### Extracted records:
━━━━━━━━━━━━━━━━

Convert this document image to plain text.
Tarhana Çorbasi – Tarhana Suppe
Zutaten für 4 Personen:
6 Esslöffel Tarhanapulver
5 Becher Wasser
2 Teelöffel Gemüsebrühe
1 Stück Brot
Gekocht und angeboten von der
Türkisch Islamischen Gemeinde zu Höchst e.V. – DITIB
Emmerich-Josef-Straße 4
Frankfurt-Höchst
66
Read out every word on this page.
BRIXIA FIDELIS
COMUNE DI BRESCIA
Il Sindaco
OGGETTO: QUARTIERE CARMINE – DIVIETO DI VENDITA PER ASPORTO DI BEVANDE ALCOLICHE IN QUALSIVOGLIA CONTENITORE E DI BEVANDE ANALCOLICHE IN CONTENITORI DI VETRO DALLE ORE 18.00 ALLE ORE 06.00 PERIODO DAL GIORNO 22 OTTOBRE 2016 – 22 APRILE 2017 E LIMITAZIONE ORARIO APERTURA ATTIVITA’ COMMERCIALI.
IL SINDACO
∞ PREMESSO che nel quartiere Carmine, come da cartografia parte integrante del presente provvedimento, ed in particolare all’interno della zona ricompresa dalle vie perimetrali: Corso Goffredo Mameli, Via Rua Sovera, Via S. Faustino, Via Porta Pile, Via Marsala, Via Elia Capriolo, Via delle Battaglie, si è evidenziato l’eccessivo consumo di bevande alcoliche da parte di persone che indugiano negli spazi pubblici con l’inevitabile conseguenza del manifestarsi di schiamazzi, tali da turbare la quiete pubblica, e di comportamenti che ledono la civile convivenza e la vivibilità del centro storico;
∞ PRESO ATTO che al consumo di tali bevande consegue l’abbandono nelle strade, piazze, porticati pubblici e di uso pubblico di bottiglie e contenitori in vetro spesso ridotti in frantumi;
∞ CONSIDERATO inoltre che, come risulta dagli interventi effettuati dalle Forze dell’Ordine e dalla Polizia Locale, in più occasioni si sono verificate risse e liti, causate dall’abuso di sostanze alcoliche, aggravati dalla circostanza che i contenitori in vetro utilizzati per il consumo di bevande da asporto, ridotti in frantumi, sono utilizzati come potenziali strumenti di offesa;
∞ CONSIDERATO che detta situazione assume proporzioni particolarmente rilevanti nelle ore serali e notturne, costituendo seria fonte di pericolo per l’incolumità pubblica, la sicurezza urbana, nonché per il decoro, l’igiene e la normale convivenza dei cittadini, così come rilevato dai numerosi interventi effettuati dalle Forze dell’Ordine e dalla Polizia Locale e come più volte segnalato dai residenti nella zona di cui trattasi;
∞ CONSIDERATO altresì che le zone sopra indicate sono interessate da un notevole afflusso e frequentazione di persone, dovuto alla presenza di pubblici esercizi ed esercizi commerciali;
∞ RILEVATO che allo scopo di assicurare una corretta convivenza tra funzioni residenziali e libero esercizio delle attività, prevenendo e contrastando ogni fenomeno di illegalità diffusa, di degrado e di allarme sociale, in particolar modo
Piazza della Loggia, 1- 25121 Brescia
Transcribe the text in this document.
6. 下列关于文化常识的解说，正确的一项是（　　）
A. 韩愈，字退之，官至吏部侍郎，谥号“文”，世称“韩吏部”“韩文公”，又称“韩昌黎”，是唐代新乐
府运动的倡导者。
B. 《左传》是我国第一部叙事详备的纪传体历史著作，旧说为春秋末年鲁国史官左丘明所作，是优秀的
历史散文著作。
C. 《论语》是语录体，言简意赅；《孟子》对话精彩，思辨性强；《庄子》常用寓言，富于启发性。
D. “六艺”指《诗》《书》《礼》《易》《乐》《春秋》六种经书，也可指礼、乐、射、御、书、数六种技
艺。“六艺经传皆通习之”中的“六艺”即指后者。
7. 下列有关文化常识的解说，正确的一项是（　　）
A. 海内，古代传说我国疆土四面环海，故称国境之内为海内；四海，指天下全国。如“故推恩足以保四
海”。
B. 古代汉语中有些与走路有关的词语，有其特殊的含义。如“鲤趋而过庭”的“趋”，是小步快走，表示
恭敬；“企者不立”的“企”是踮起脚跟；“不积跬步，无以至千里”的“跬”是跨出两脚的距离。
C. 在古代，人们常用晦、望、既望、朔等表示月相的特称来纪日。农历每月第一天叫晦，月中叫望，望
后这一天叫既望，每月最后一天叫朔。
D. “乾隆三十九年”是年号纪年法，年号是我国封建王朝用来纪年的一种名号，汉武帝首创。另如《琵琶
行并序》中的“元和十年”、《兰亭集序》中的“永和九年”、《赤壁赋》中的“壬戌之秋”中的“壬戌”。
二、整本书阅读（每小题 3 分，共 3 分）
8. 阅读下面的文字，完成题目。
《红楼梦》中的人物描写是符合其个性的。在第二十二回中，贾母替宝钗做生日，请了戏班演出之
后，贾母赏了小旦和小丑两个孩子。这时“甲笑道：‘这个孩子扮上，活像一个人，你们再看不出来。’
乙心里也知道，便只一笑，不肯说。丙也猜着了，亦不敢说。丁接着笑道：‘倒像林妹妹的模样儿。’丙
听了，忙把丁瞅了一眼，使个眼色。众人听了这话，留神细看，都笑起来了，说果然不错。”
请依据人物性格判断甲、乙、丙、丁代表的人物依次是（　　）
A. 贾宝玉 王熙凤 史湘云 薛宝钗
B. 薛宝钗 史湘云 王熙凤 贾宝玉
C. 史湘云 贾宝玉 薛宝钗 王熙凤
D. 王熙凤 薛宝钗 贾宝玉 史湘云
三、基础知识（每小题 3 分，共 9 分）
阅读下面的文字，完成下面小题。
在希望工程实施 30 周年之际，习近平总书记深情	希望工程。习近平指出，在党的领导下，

━━━━━━━━━━━━━━━━

### Problem details:
Please give back all of the records exactly as written.

### Reply:
Convert this document image to plain text.
Tarhana Çorbasi – Tarhana Suppe
Zutaten für 4 Personen:
6 Esslöffel Tarhanapulver
5 Becher Wasser
2 Teelöffel Gemüsebrühe
1 Stück Brot
Gekocht und angeboten von der
Türkisch Islamischen Gemeinde zu Höchst e.V. – DITIB
Emmerich-Josef-Straße 4
Frankfurt-Höchst
66
Read out every word on this page.
BRIXIA FIDELIS
COMUNE DI BRESCIA
Il Sindaco
OGGETTO: QUARTIERE CARMINE – DIVIETO DI VENDITA PER ASPORTO DI BEVANDE ALCOLICHE IN QUALSIVOGLIA CONTENITORE E DI BEVANDE ANALCOLICHE IN CONTENITORI DI VETRO DALLE ORE 18.00 ALLE ORE 06.00 PERIODO DAL GIORNO 22 OTTOBRE 2016 – 22 APRILE 2017 E LIMITAZIONE ORARIO APERTURA ATTIVITA’ COMMERCIALI.
IL SINDACO
∞ PREMESSO che nel quartiere Carmine, come da cartografia parte integrante del presente provvedimento, ed in particolare all’interno della zona ricompresa dalle vie perimetrali: Corso Goffredo Mameli, Via Rua Sovera, Via S. Faustino, Via Porta Pile, Via Marsala, Via Elia Capriolo, Via delle Battaglie, si è evidenziato l’eccessivo consumo di bevande alcoliche da parte di persone che indugiano negli spazi pubblici con l’inevitabile conseguenza del manifestarsi di schiamazzi, tali da turbare la quiete pubblica, e di comportamenti che ledono la civile convivenza e la vivibilità del centro storico;
∞ PRESO ATTO che al consumo di tali bevande consegue l’abbandono nelle strade, piazze, porticati pubblici e di uso pubblico di bottiglie e contenitori in vetro spesso ridotti in frantumi;
∞ CONSIDERATO inoltre che, come risulta dagli interventi effettuati dalle Forze dell’Ordine e dalla Polizia Locale, in più occasioni si sono verificate risse e liti, causate dall’abuso di sostanze alcoliche, aggravati dalla circostanza che i contenitori in vetro utilizzati per il consumo di bevande da asporto, ridotti in frantumi, sono utilizzati come potenziali strumenti di offesa;
∞ CONSIDERATO che detta situazione assume proporzioni particolarmente rilevanti nelle ore serali e notturne, costituendo seria fonte di pericolo per l’incolumità pubblica, la sicurezza urbana, nonché per il decoro, l’igiene e la normale convivenza dei cittadini, così come rilevato dai numerosi interventi effettuati dalle Forze dell’Ordine e dalla Polizia Locale e come più volte segnalato dai residenti nella zona di cui trattasi;
∞ CONSIDERATO altresì che le zone sopra indicate sono interessate da un notevole afflusso e frequentazione di persone, dovuto alla presenza di pubblici esercizi ed esercizi commerciali;
∞ RILEVATO che allo scopo di assicurare una corretta convivenza tra funzioni residenziali e libero esercizio delle attività, prevenendo e contrastando ogni fenomeno di illegalità diffusa, di degrado e di allarme sociale, in particolar modo
Piazza della Loggia, 1- 25121 Brescia
Transcribe the text in this document.
6. 下列关于文化常识的解说，正确的一项是（　　）
A. 韩愈，字退之，官至吏部侍郎，谥号“文”，世称“韩吏部”“韩文公”，又称“韩昌黎”，是唐代新乐
府运动的倡导者。
B. 《左传》是我国第一部叙事详备的纪传体历史著作，旧说为春秋末年鲁国史官左丘明所作，是优秀的
历史散文著作。
C. 《论语》是语录体，言简意赅；《孟子》对话精彩，思辨性强；《庄子》常用寓言，富于启发性。
D. “六艺”指《诗》《书》《礼》《易》《乐》《春秋》六种经书，也可指礼、乐、射、御、书、数六种技
艺。“六艺经传皆通习之”中的“六艺”即指后者。
7. 下列有关文化常识的解说，正确的一项是（　　）
A. 海内，古代传说我国疆土四面环海，故称国境之内为海内；四海，指天下全国。如“故推恩足以保四
海”。
B. 古代汉语中有些与走路有关的词语，有其特殊的含义。如“鲤趋而过庭”的“趋”，是小步快走，表示
恭敬；“企者不立”的“企”是踮起脚跟；“不积跬步，无以至千里”的“跬”是跨出两脚的距离。
C. 在古代，人们常用晦、望、既望、朔等表示月相的特称来纪日。农历每月第一天叫晦，月中叫望，望
后这一天叫既望，每月最后一天叫朔。
D. “乾隆三十九年”是年号纪年法，年号是我国封建王朝用来纪年的一种名号，汉武帝首创。另如《琵琶
行并序》中的“元和十年”、《兰亭集序》中的“永和九年”、《赤壁赋》中的“壬戌之秋”中的“壬戌”。
二、整本书阅读（每小题 3 分，共 3 分）
8. 阅读下面的文字，完成题目。
《红楼梦》中的人物描写是符合其个性的。在第二十二回中，贾母替宝钗做生日，请了戏班演出之
后，贾母赏了小旦和小丑两个孩子。这时“甲笑道：‘这个孩子扮上，活像一个人，你们再看不出来。’
乙心里也知道，便只一笑，不肯说。丙也猜着了，亦不敢说。丁接着笑道：‘倒像林妹妹的模样儿。’丙
听了，忙把丁瞅了一眼，使个眼色。众人听了这话，留神细看，都笑起来了，说果然不错。”
请依据人物性格判断甲、乙、丙、丁代表的人物依次是（　　）
A. 贾宝玉 王熙凤 史湘云 薛宝钗
B. 薛宝钗 史湘云 王熙凤 贾宝玉
C. 史湘云 贾宝玉 薛宝钗 王熙凤
D. 王熙凤 薛宝钗 贾宝玉 史湘云
三、基础知识（每小题 3 分，共 9 分）
阅读下面的文字，完成下面小题。
在希望工程实施 30 周年之际，习近平总书记深情	希望工程。习近平指出，在党的领导下，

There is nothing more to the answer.